=== SHORT PROBLEM ===
Where a line holds the word "this", copy that line.
╔══
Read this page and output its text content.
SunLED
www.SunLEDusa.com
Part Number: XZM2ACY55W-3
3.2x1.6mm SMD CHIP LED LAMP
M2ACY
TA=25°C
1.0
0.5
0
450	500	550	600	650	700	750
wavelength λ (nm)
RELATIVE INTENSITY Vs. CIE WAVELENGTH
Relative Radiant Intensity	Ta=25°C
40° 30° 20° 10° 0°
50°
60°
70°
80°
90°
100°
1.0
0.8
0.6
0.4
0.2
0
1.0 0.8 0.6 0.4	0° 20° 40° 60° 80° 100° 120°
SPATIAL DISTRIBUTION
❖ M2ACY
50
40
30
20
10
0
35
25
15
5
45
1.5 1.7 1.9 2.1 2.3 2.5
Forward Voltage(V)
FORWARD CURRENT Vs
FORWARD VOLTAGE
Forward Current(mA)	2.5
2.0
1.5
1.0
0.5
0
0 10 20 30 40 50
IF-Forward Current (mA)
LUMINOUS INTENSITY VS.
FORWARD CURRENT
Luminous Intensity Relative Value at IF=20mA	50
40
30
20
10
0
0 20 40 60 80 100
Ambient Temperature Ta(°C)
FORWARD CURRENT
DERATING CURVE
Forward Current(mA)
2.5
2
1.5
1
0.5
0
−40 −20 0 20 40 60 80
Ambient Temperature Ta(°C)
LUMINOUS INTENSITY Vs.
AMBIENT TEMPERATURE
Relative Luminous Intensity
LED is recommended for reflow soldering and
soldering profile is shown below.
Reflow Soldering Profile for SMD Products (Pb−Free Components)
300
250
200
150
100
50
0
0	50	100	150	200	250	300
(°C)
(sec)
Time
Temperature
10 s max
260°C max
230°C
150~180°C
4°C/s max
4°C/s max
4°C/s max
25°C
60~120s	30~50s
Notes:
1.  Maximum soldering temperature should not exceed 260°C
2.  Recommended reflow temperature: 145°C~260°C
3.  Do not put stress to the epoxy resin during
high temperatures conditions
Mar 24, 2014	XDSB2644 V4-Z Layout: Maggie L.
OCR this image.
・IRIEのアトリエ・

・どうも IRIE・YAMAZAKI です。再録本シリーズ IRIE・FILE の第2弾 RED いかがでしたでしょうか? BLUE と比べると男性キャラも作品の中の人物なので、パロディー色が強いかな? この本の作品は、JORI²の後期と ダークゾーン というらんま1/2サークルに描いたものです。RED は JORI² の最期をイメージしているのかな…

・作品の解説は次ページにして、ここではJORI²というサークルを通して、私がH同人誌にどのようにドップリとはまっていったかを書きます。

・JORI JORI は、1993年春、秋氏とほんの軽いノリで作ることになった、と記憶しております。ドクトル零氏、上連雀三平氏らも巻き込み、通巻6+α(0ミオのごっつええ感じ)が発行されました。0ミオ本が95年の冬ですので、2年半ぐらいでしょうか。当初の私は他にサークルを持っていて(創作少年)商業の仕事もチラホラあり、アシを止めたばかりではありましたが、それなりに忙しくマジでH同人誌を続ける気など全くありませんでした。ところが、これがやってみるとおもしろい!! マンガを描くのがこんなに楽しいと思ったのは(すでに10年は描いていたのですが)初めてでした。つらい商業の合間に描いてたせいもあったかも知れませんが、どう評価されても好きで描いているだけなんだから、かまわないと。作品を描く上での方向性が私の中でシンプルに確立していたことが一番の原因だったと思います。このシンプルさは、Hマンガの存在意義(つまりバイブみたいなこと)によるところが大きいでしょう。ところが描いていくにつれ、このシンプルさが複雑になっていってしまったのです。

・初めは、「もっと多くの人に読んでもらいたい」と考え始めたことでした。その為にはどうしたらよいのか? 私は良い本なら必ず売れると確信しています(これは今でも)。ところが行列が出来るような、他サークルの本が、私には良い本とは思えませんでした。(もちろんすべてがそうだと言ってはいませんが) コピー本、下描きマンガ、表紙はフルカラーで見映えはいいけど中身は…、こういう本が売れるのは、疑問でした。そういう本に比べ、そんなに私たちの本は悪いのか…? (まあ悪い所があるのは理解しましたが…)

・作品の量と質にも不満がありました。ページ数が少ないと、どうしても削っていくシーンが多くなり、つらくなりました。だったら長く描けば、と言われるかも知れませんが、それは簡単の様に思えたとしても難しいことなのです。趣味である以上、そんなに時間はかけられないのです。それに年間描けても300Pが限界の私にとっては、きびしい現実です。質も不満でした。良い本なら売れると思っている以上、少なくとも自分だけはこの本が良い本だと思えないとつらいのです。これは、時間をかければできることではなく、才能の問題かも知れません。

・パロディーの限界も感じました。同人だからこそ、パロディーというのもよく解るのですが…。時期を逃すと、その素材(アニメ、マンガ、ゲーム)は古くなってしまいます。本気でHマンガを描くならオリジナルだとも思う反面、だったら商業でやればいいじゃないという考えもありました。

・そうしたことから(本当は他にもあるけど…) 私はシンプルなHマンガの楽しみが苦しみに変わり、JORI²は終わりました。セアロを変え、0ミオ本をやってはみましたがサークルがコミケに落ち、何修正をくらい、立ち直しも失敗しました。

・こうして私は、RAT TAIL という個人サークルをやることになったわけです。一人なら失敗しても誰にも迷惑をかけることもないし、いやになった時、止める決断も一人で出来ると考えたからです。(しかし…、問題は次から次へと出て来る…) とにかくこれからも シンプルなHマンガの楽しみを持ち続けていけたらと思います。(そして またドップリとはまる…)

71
╚══
=== TASK SOLUTION ===
Read this page and output its text content.
OCR this image.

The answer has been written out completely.